-- Written instruction --
Write out all records as given; omit images.

-- Task material --
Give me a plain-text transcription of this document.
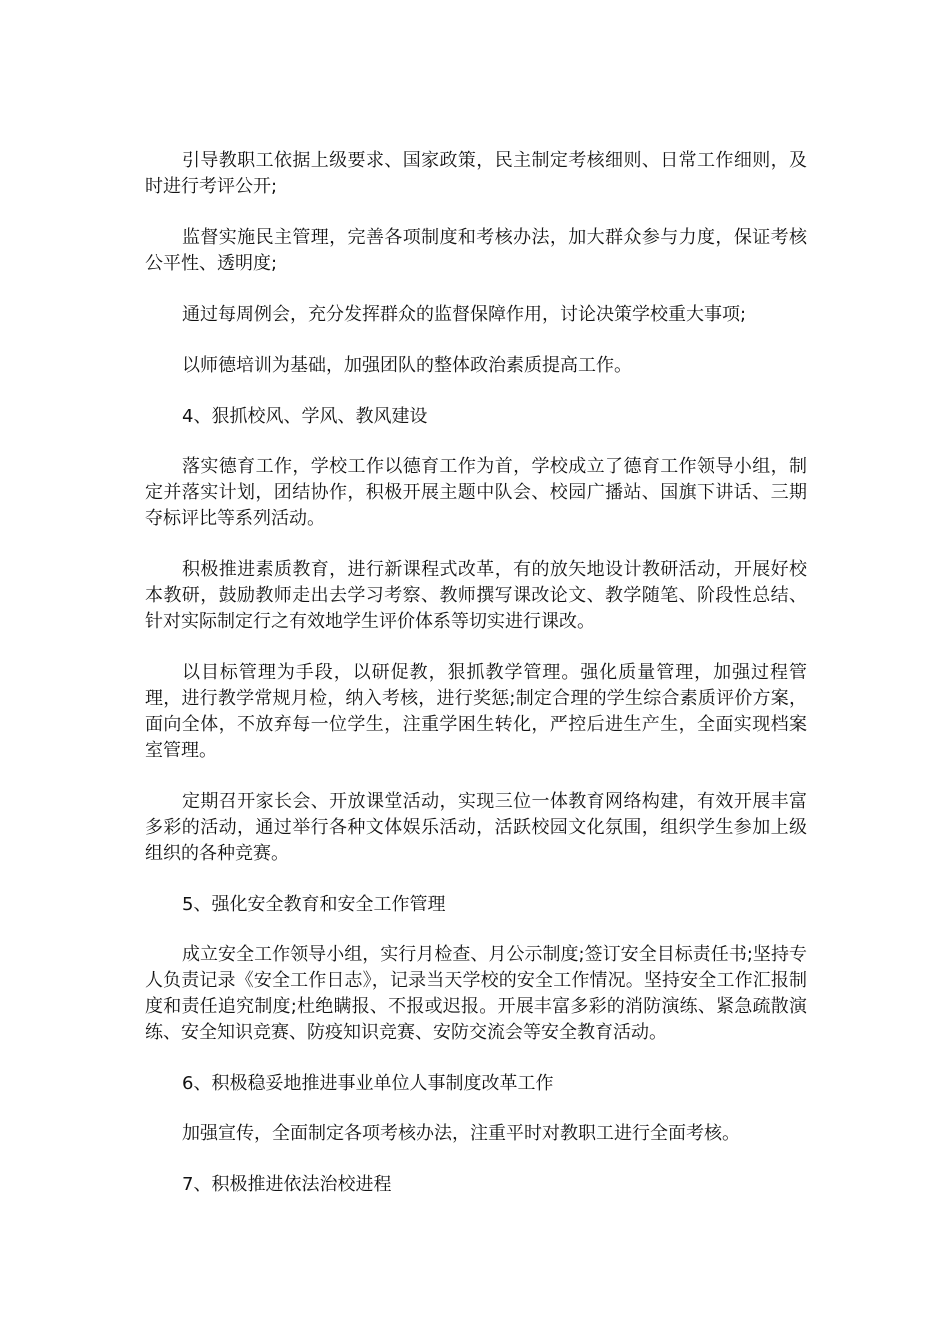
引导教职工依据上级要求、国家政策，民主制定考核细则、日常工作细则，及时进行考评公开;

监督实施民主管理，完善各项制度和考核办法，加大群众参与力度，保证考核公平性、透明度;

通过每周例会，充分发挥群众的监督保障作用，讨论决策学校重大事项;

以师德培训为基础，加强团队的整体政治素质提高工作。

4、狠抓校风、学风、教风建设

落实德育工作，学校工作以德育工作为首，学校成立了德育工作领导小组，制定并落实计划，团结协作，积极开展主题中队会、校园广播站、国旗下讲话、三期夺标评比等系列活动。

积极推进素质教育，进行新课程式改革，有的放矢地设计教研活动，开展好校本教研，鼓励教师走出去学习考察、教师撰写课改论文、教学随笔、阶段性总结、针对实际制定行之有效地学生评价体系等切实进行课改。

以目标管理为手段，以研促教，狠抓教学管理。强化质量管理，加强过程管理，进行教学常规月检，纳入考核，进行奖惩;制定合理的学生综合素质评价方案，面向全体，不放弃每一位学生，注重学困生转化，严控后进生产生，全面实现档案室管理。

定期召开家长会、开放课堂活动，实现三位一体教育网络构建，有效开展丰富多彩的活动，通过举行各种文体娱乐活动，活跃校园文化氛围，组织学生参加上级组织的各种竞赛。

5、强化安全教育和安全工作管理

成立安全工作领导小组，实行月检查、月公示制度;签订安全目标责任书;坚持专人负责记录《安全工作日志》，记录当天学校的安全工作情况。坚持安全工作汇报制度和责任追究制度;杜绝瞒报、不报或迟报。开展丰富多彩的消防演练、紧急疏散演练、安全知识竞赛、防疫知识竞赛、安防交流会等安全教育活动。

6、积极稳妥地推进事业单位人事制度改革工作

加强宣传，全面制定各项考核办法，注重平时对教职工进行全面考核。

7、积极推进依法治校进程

-- Complete response --
Give me a plain-text transcription of this document.
引导教职工依据上级要求、国家政策，民主制定考核细则、日常工作细则，及时进行考评公开;

监督实施民主管理，完善各项制度和考核办法，加大群众参与力度，保证考核公平性、透明度;

通过每周例会，充分发挥群众的监督保障作用，讨论决策学校重大事项;

以师德培训为基础，加强团队的整体政治素质提高工作。

4、狠抓校风、学风、教风建设

落实德育工作，学校工作以德育工作为首，学校成立了德育工作领导小组，制定并落实计划，团结协作，积极开展主题中队会、校园广播站、国旗下讲话、三期夺标评比等系列活动。

积极推进素质教育，进行新课程式改革，有的放矢地设计教研活动，开展好校本教研，鼓励教师走出去学习考察、教师撰写课改论文、教学随笔、阶段性总结、针对实际制定行之有效地学生评价体系等切实进行课改。

以目标管理为手段，以研促教，狠抓教学管理。强化质量管理，加强过程管理，进行教学常规月检，纳入考核，进行奖惩;制定合理的学生综合素质评价方案，面向全体，不放弃每一位学生，注重学困生转化，严控后进生产生，全面实现档案室管理。

定期召开家长会、开放课堂活动，实现三位一体教育网络构建，有效开展丰富多彩的活动，通过举行各种文体娱乐活动，活跃校园文化氛围，组织学生参加上级组织的各种竞赛。

5、强化安全教育和安全工作管理

成立安全工作领导小组，实行月检查、月公示制度;签订安全目标责任书;坚持专人负责记录《安全工作日志》，记录当天学校的安全工作情况。坚持安全工作汇报制度和责任追究制度;杜绝瞒报、不报或迟报。开展丰富多彩的消防演练、紧急疏散演练、安全知识竞赛、防疫知识竞赛、安防交流会等安全教育活动。

6、积极稳妥地推进事业单位人事制度改革工作

加强宣传，全面制定各项考核办法，注重平时对教职工进行全面考核。

7、积极推进依法治校进程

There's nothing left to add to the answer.